-- BEGIN DATASET RECORDS --
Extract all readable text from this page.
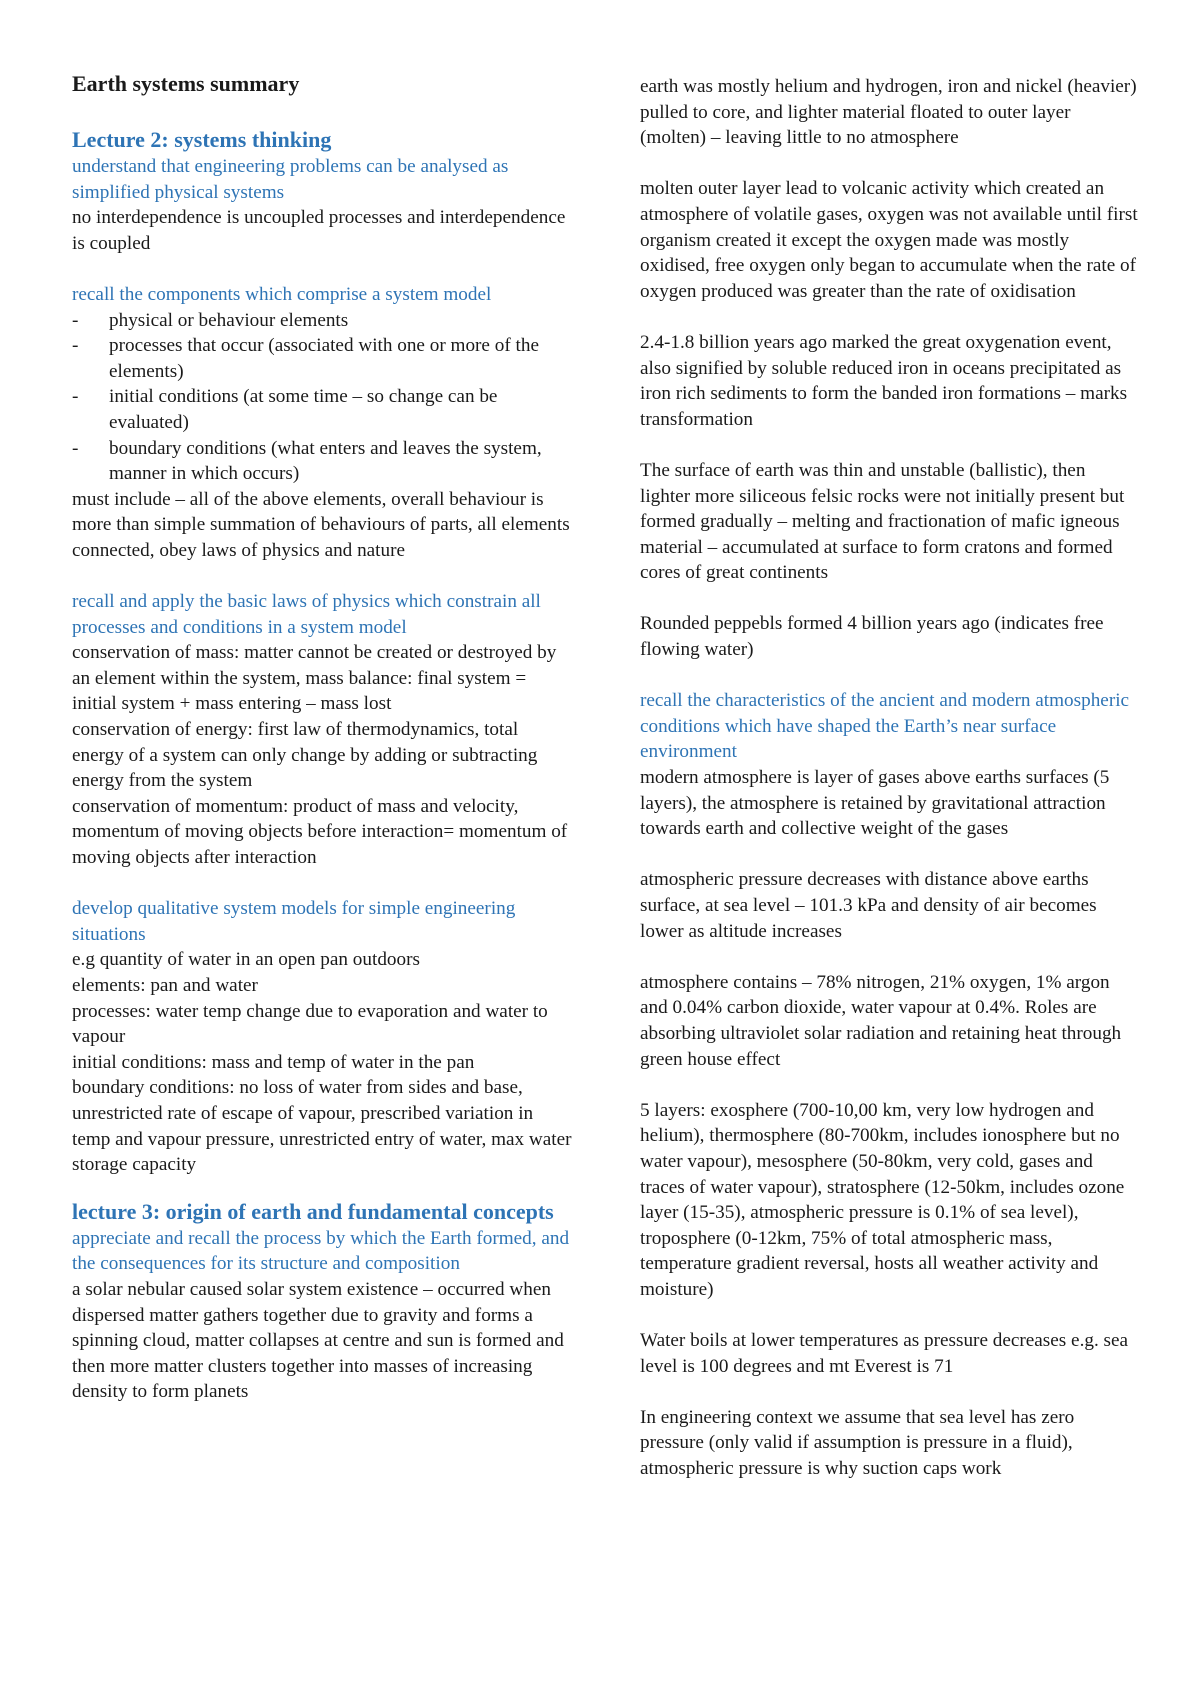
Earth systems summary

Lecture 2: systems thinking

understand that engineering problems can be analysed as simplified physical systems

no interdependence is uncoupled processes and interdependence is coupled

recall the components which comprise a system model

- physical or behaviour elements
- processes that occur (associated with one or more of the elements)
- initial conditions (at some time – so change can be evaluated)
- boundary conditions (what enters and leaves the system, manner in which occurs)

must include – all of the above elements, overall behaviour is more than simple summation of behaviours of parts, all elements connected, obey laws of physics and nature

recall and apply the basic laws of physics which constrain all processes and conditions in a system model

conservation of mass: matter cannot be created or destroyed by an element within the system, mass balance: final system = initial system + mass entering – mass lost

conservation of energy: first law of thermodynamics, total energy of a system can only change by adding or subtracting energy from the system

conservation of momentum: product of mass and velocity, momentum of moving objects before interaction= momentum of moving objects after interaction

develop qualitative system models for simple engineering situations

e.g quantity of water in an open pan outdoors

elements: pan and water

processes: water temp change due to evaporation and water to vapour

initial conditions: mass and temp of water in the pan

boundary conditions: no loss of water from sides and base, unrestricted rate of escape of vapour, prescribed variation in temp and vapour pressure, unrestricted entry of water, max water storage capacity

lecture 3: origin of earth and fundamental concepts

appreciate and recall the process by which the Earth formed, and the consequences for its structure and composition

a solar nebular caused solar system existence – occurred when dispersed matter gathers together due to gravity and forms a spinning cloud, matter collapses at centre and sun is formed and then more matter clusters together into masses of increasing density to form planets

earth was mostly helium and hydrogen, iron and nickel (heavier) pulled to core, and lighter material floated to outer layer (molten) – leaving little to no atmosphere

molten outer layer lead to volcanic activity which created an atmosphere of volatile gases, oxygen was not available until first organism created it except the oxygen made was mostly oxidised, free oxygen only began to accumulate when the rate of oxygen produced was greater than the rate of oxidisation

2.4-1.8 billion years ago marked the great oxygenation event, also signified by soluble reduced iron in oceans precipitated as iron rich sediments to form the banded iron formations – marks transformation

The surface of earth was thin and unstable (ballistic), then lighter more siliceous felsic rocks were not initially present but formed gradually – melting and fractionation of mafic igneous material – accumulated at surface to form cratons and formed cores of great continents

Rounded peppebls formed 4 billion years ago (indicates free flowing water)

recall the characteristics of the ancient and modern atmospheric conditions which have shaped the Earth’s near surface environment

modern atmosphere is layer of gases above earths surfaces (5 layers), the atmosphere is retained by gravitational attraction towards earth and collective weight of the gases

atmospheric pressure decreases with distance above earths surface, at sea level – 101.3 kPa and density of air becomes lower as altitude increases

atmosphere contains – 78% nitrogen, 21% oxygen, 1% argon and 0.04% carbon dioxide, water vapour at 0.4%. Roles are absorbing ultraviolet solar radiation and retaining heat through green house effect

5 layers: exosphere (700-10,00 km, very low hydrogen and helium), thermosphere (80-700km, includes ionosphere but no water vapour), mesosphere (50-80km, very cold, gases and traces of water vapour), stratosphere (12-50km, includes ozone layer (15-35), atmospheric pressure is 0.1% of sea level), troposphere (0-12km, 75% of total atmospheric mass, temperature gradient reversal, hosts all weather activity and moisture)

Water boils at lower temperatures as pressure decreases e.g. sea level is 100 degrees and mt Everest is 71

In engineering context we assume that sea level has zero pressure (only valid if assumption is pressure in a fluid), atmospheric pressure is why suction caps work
-- END DATASET RECORDS --
* BRIEF
Strip out the pictures and quote the remaining data word for word.

* RESULT OF THIS TASK
Extract all readable text from this page.
Earth systems summary

Lecture 2: systems thinking

understand that engineering problems can be analysed as simplified physical systems

no interdependence is uncoupled processes and interdependence is coupled

recall the components which comprise a system model

- physical or behaviour elements
- processes that occur (associated with one or more of the elements)
- initial conditions (at some time – so change can be evaluated)
- boundary conditions (what enters and leaves the system, manner in which occurs)

must include – all of the above elements, overall behaviour is more than simple summation of behaviours of parts, all elements connected, obey laws of physics and nature

recall and apply the basic laws of physics which constrain all processes and conditions in a system model

conservation of mass: matter cannot be created or destroyed by an element within the system, mass balance: final system = initial system + mass entering – mass lost

conservation of energy: first law of thermodynamics, total energy of a system can only change by adding or subtracting energy from the system

conservation of momentum: product of mass and velocity, momentum of moving objects before interaction= momentum of moving objects after interaction

develop qualitative system models for simple engineering situations

e.g quantity of water in an open pan outdoors

elements: pan and water

processes: water temp change due to evaporation and water to vapour

initial conditions: mass and temp of water in the pan

boundary conditions: no loss of water from sides and base, unrestricted rate of escape of vapour, prescribed variation in temp and vapour pressure, unrestricted entry of water, max water storage capacity

lecture 3: origin of earth and fundamental concepts

appreciate and recall the process by which the Earth formed, and the consequences for its structure and composition

a solar nebular caused solar system existence – occurred when dispersed matter gathers together due to gravity and forms a spinning cloud, matter collapses at centre and sun is formed and then more matter clusters together into masses of increasing density to form planets

earth was mostly helium and hydrogen, iron and nickel (heavier) pulled to core, and lighter material floated to outer layer (molten) – leaving little to no atmosphere

molten outer layer lead to volcanic activity which created an atmosphere of volatile gases, oxygen was not available until first organism created it except the oxygen made was mostly oxidised, free oxygen only began to accumulate when the rate of oxygen produced was greater than the rate of oxidisation

2.4-1.8 billion years ago marked the great oxygenation event, also signified by soluble reduced iron in oceans precipitated as iron rich sediments to form the banded iron formations – marks transformation

The surface of earth was thin and unstable (ballistic), then lighter more siliceous felsic rocks were not initially present but formed gradually – melting and fractionation of mafic igneous material – accumulated at surface to form cratons and formed cores of great continents

Rounded peppebls formed 4 billion years ago (indicates free flowing water)

recall the characteristics of the ancient and modern atmospheric conditions which have shaped the Earth’s near surface environment

modern atmosphere is layer of gases above earths surfaces (5 layers), the atmosphere is retained by gravitational attraction towards earth and collective weight of the gases

atmospheric pressure decreases with distance above earths surface, at sea level – 101.3 kPa and density of air becomes lower as altitude increases

atmosphere contains – 78% nitrogen, 21% oxygen, 1% argon and 0.04% carbon dioxide, water vapour at 0.4%. Roles are absorbing ultraviolet solar radiation and retaining heat through green house effect

5 layers: exosphere (700-10,00 km, very low hydrogen and helium), thermosphere (80-700km, includes ionosphere but no water vapour), mesosphere (50-80km, very cold, gases and traces of water vapour), stratosphere (12-50km, includes ozone layer (15-35), atmospheric pressure is 0.1% of sea level), troposphere (0-12km, 75% of total atmospheric mass, temperature gradient reversal, hosts all weather activity and moisture)

Water boils at lower temperatures as pressure decreases e.g. sea level is 100 degrees and mt Everest is 71

In engineering context we assume that sea level has zero pressure (only valid if assumption is pressure in a fluid), atmospheric pressure is why suction caps work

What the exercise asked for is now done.